(Stated exercise) The entries below should be transcribed in their entirety, exactly as written.

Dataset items
***

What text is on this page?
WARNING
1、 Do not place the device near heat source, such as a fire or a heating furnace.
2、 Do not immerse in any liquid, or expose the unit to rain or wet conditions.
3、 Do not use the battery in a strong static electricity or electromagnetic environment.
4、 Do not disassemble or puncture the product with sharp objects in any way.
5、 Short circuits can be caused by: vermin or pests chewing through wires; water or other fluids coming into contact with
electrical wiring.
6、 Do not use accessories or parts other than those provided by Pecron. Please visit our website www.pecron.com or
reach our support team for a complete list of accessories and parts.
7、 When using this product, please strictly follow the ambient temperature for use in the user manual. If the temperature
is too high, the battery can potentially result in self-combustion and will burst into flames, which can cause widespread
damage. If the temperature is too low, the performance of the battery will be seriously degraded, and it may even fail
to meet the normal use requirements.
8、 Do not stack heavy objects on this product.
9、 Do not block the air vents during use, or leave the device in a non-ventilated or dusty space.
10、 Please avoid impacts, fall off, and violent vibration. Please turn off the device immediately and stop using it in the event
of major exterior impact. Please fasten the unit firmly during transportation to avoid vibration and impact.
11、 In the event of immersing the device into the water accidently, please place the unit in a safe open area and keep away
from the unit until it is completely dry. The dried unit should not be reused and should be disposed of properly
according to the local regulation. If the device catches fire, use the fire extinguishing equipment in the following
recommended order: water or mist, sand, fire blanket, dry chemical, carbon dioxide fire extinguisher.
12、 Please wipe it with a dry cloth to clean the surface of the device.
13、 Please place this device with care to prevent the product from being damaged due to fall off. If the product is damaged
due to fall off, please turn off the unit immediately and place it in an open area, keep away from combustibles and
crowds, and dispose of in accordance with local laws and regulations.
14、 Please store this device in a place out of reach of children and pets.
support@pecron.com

***

(Solution to this task)
What text is on this page?
WARNING
1、 Do not place the device near heat source, such as a fire or a heating furnace.
2、 Do not immerse in any liquid, or expose the unit to rain or wet conditions.
3、 Do not use the battery in a strong static electricity or electromagnetic environment.
4、 Do not disassemble or puncture the product with sharp objects in any way.
5、 Short circuits can be caused by: vermin or pests chewing through wires; water or other fluids coming into contact with
electrical wiring.
6、 Do not use accessories or parts other than those provided by Pecron. Please visit our website www.pecron.com or
reach our support team for a complete list of accessories and parts.
7、 When using this product, please strictly follow the ambient temperature for use in the user manual. If the temperature
is too high, the battery can potentially result in self-combustion and will burst into flames, which can cause widespread
damage. If the temperature is too low, the performance of the battery will be seriously degraded, and it may even fail
to meet the normal use requirements.
8、 Do not stack heavy objects on this product.
9、 Do not block the air vents during use, or leave the device in a non-ventilated or dusty space.
10、 Please avoid impacts, fall off, and violent vibration. Please turn off the device immediately and stop using it in the event
of major exterior impact. Please fasten the unit firmly during transportation to avoid vibration and impact.
11、 In the event of immersing the device into the water accidently, please place the unit in a safe open area and keep away
from the unit until it is completely dry. The dried unit should not be reused and should be disposed of properly
according to the local regulation. If the device catches fire, use the fire extinguishing equipment in the following
recommended order: water or mist, sand, fire blanket, dry chemical, carbon dioxide fire extinguisher.
12、 Please wipe it with a dry cloth to clean the surface of the device.
13、 Please place this device with care to prevent the product from being damaged due to fall off. If the product is damaged
due to fall off, please turn off the unit immediately and place it in an open area, keep away from combustibles and
crowds, and dispose of in accordance with local laws and regulations.
14、 Please store this device in a place out of reach of children and pets.
support@pecron.com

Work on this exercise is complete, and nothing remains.